■ The task
Write out every line of the material as it stands, apart from the pictures.

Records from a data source
■ ■ ■ ■ ■
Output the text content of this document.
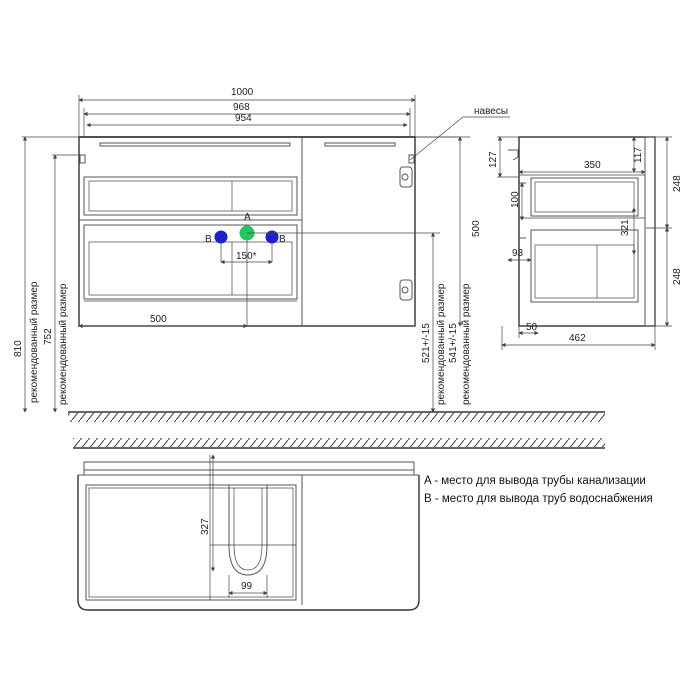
A
B	B
150*
500
1000
968
954
810 рекомендованный размер 752 рекомендованный размер
500
521+/-15 рекомендованный размер 541+/-15 рекомендованный размер
навесы
127	350
117
248
100
321
93
248
50
462
327
99
A - место для вывода трубы канализации
B - место для вывода труб водоснабжения
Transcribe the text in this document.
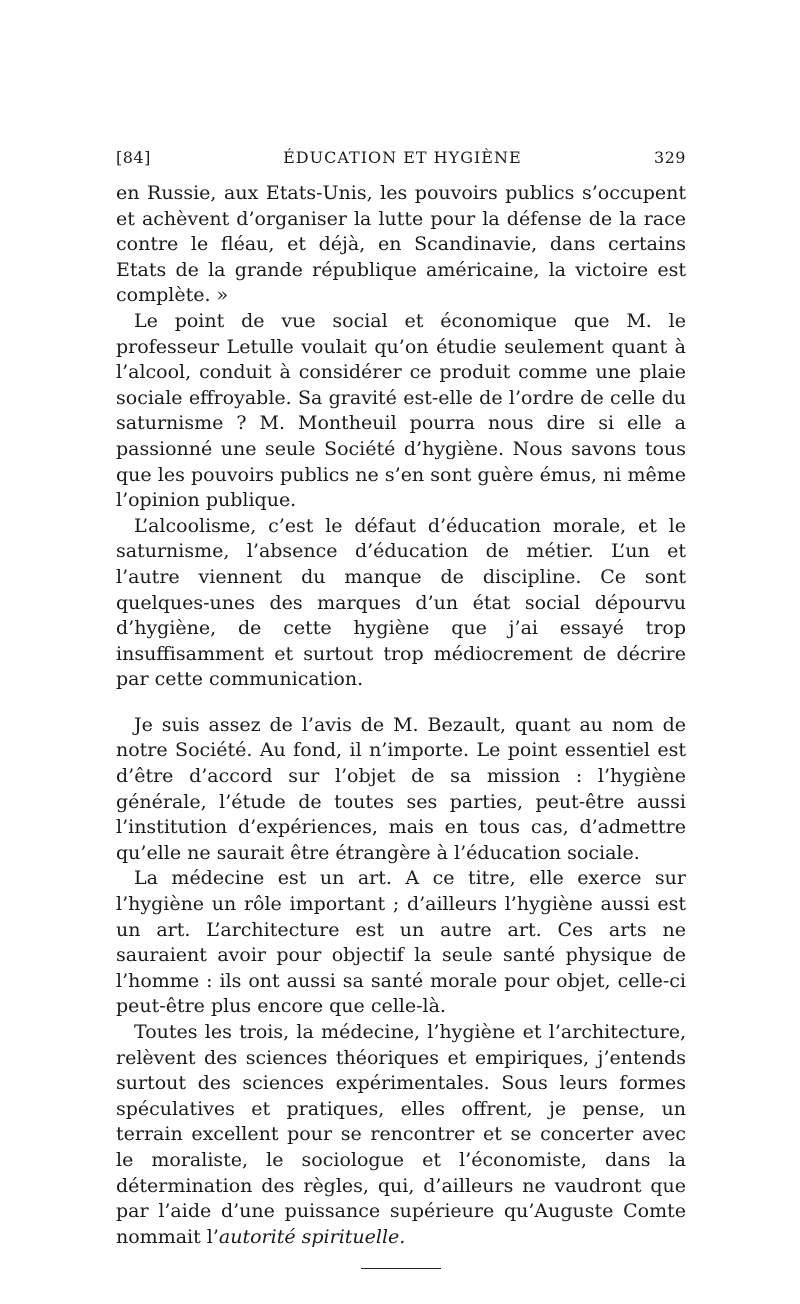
[84]	ÉDUCATION ET HYGIÈNE	329

en Russie, aux Etats-Unis, les pouvoirs publics s’occupent et achèvent d’organiser la lutte pour la défense de la race contre le fléau, et déjà, en Scandinavie, dans certains Etats de la grande république américaine, la victoire est complète. »

Le point de vue social et économique que M. le professeur Letulle voulait qu’on étudie seulement quant à l’alcool, conduit à considérer ce produit comme une plaie sociale effroyable. Sa gravité est-elle de l’ordre de celle du saturnisme ? M. Montheuil pourra nous dire si elle a passionné une seule Société d’hygiène. Nous savons tous que les pouvoirs publics ne s’en sont guère émus, ni même l’opinion publique.

L’alcoolisme, c’est le défaut d’éducation morale, et le saturnisme, l’absence d’éducation de métier. L’un et l’autre viennent du manque de discipline. Ce sont quelques-unes des marques d’un état social dépourvu d’hygiène, de cette hygiène que j’ai essayé trop insuffisamment et surtout trop médiocrement de décrire par cette communication.

Je suis assez de l’avis de M. Bezault, quant au nom de notre Société. Au fond, il n’importe. Le point essentiel est d’être d’accord sur l’objet de sa mission : l’hygiène générale, l’étude de toutes ses parties, peut-être aussi l’institution d’expériences, mais en tous cas, d’admettre qu’elle ne saurait être étrangère à l’éducation sociale.

La médecine est un art. A ce titre, elle exerce sur l’hygiène un rôle important ; d’ailleurs l’hygiène aussi est un art. L’architecture est un autre art. Ces arts ne sauraient avoir pour objectif la seule santé physique de l’homme : ils ont aussi sa santé morale pour objet, celle-ci peut-être plus encore que celle-là.

Toutes les trois, la médecine, l’hygiène et l’architecture, relèvent des sciences théoriques et empiriques, j’entends surtout des sciences expérimentales. Sous leurs formes spéculatives et pratiques, elles offrent, je pense, un terrain excellent pour se rencontrer et se concerter avec le moraliste, le sociologue et l’économiste, dans la détermination des règles, qui, d’ailleurs ne vaudront que par l’aide d’une puissance supérieure qu’Auguste Comte nommait l’autorité spirituelle.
■ ■ ■ ■ ■
■ Response
Output the text content of this document.
A
B	B
150*
500
1000
968
954
810 рекомендованный размер 752 рекомендованный размер
500
521+/-15 рекомендованный размер 541+/-15 рекомендованный размер
навесы
127	350
117
248
100
321
93
248
50
462
327
99
A - место для вывода трубы канализации
B - место для вывода труб водоснабжения
Transcribe the text in this document.
[84]	ÉDUCATION ET HYGIÈNE	329

en Russie, aux Etats-Unis, les pouvoirs publics s’occupent et achèvent d’organiser la lutte pour la défense de la race contre le fléau, et déjà, en Scandinavie, dans certains Etats de la grande république américaine, la victoire est complète. »

Le point de vue social et économique que M. le professeur Letulle voulait qu’on étudie seulement quant à l’alcool, conduit à considérer ce produit comme une plaie sociale effroyable. Sa gravité est-elle de l’ordre de celle du saturnisme ? M. Montheuil pourra nous dire si elle a passionné une seule Société d’hygiène. Nous savons tous que les pouvoirs publics ne s’en sont guère émus, ni même l’opinion publique.

L’alcoolisme, c’est le défaut d’éducation morale, et le saturnisme, l’absence d’éducation de métier. L’un et l’autre viennent du manque de discipline. Ce sont quelques-unes des marques d’un état social dépourvu d’hygiène, de cette hygiène que j’ai essayé trop insuffisamment et surtout trop médiocrement de décrire par cette communication.

Je suis assez de l’avis de M. Bezault, quant au nom de notre Société. Au fond, il n’importe. Le point essentiel est d’être d’accord sur l’objet de sa mission : l’hygiène générale, l’étude de toutes ses parties, peut-être aussi l’institution d’expériences, mais en tous cas, d’admettre qu’elle ne saurait être étrangère à l’éducation sociale.

La médecine est un art. A ce titre, elle exerce sur l’hygiène un rôle important ; d’ailleurs l’hygiène aussi est un art. L’architecture est un autre art. Ces arts ne sauraient avoir pour objectif la seule santé physique de l’homme : ils ont aussi sa santé morale pour objet, celle-ci peut-être plus encore que celle-là.

Toutes les trois, la médecine, l’hygiène et l’architecture, relèvent des sciences théoriques et empiriques, j’entends surtout des sciences expérimentales. Sous leurs formes spéculatives et pratiques, elles offrent, je pense, un terrain excellent pour se rencontrer et se concerter avec le moraliste, le sociologue et l’économiste, dans la détermination des règles, qui, d’ailleurs ne vaudront que par l’aide d’une puissance supérieure qu’Auguste Comte nommait l’autorité spirituelle.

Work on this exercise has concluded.